* [Textauszug]:

::::::

Er selbst schrieb sich im Alter von 14 Jahren neben der Schule an der Uni Wien für ein Mathematikstudium ein. Mit 19 hatte er neben der Matura den Bachelor in der Tasche, mit 20 seinen Master. Nach zwei Semestern an der Uni Cambridge gründete er ein Start-up.

Mittlerweile ist er 24, sammelte von mehreren Business-Angels 2,5 Millionen Euro ein und will nach einer weiteren Finanzierungsrunde von Wien aus international rasant expandieren. Sein Geschäftsmodell ist die Online-Nachhilfe.

Begabtenförderung

Viel Aufsehen um seine frühe Unikarriere macht Ohswald nicht. "Man muss nur dafür brennen. Ein Profischwimmer trainiert ja auch jeden Tag um sechs Uhr früh." Als Sprungbrett legt er jungen Gleichgesinnten das Zentrum für Begabtenförderung ans Herz.

Nicht unter den Scheffel stellt er jedoch sein Licht als Unternehmer: Er wolle den Bildungsmarkt gemeinsam mit seinen Partnern global verändern, Bildung demokratisieren und leistbar machen, sagt Ohswald. "Jeder Schüler soll zukünftig Zugang zu exzellenten Lehrern bekommen."

Go-Student-Gründer Felix Ohswald studierte mit 14 Mathematik, mit 21 wurde er Unternehmer.

Einen Weg dahin sieht er über seine App Go Student. Schüler können mit dieser aus 400 Tutoren wählen. Unterrichtet wird via Videochat im virtuellen Klassenzimmer. Der Hausaufgaben-Helfer ist kostenlos. Wer sich für ein individuelles Paket Nachhilfe entscheidet, zahlt rund 20 Euro pro Stunde. 1.500 Schüler sind bereits zahlende Kunden und buchen im Schnitt sieben Einheiten im Monat. 70 Prozent des Geschäfts finden in Deutschland statt. Go Student zufolge wächst es pro Monat um 20 Prozent.

::::::

* [Gespeicherte Daten]:
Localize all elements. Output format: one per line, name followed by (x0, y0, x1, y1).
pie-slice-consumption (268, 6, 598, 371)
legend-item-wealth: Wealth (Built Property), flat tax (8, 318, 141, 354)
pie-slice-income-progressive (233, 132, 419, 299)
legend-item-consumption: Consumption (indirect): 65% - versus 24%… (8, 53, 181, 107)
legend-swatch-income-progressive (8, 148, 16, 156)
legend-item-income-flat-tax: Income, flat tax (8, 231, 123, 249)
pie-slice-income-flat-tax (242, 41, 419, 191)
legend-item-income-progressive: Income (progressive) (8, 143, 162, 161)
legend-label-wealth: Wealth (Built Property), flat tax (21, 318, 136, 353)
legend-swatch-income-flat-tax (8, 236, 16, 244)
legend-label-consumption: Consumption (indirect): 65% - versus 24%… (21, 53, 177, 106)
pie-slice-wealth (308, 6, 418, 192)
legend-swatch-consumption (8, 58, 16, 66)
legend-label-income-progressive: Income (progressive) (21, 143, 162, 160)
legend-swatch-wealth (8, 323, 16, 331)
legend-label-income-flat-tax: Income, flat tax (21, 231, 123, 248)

::::::

* [Zu bearbeiten]:
1. Geben Sie aus dem Textauszug über Felix Ohswald den Abschnitt unverändert aus, der bei den Worten „Nicht unter den“ beginnt, und hören Sie nach „wurde er Unternehmer.“ auf.
2. Fassen Sie den Textauszug über Felix Ohswald in zwei Sätzen zusammen.
3. Führen Sie den Textauszug über Felix Ohswald und Go Student im selben Stil fort, anschließend an seinen letzten Satz.
Die Daten werden für die Bearbeitung nicht benötigt.

* [Lösungen]:
1.
Nicht unter den Scheffel stellt er jedoch sein Licht als Unternehmer: Er wolle den Bildungsmarkt gemeinsam mit seinen Partnern global verändern, Bildung demokratisieren und leistbar machen, sagt Ohswald. "Jeder Schüler soll zukünftig Zugang zu exzellenten Lehrern bekommen."

Go-Student-Gründer Felix Ohswald studierte mit 14 Mathematik, mit 21 wurde er Unternehmer.

2. Felix Ohswald schrieb sich mit 14 Jahren neben der Schule an der Uni Wien für Mathematik ein, hatte mit 20 seinen Master und gründete nach zwei Semestern in Cambridge das Start-up Go Student, für das er von Business-Angels 2,5 Millionen Euro einsammelte. Mit dessen App, über die Schüler per Videochat aus 400 Tutoren wählen und für individuelle Nachhilfe rund 20 Euro pro Stunde zahlen, will er Bildung demokratisieren und leistbar machen.

3.
Geldgeber wie Speedinvest und Econnext gingen an Bord. Bis Jahresende will Ohswald einen weiteren Investor für den Einstieg in Spanien gewinnen. Die Hälfte aller Schüler nehme dort Nachhilfe in Anspruch. Gelinge es ihm und seinen Leuten, auf dem spanischsprachigen Markt Fuß zu fassen, dann führe der nächste Schritt direkt nach Südamerika.

Neue Spielregeln

Auf 1,5 Milliarden Euro schätzt Ohswald die Ausgaben für Nachhilfe im deutschsprachigen Raum. 99 Prozent davon laufen derzeit noch offline. "Das muss man sich auf der Zunge zergehen lassen." Der Großteil des Geschäfts werde zudem inoffiziell abgewickelt und sei entsprechend intransparent.

Der Jungunternehmer ist davon überzeugt, dass der traditionelle Nachhilfemarkt stirbt und Onlineanbietern innerhalb der nächsten zehn Jahre mehr als die Hälfte des Volumens zufallen werde.

Unbestritten ist: Der Bedarf an Nachhilfe wächst. Heuer waren in Österreich 29 Prozent der Schüler darauf angewiesen, erhob das Ifes-Institut. Vor fünf Jahren bezifferten die Marktforscher diesen Anteil noch mit 17 Prozent. Experten warnen vor ausufernder Schattenbildung, die einen Keil durch die Gesellschaft treibt. So hingen gute Noten zunehmend vom Geldbeutel der Eltern ab: Wer es sich leisten kann, pusht Kids durch höhere Schulen. Kinder mit weniger familiärem Rückhalt fallen raus.

Digitalisierung der Schulen

Ohswald befürchtet keine Spaltung, rechnet jedoch mit erheblichen Veränderungen im Schulwesen. Der Job des Lehrers wird sich aus seiner Sicht auch stärker für jene öffnen, die nicht Lehramt studiert haben. Zusätzliche Lehrer würden per Livestream in die Klassenzimmer geholt, was China bereits vorlebe. Eine digitale Auswertung von Hausaufgaben erlaube es diesen, vermehrt als Coaches zu agieren. Dafür aber brauche es die Zusammenarbeit mit Technologiefirmen. Was der Sohn eines Bankers im Unterricht vermisst, ist Individualisierung: Wie in der Medizin solle künftig auch in der Schulbildung gezielter auf einzelne Bedürfnisse eingegangen werden.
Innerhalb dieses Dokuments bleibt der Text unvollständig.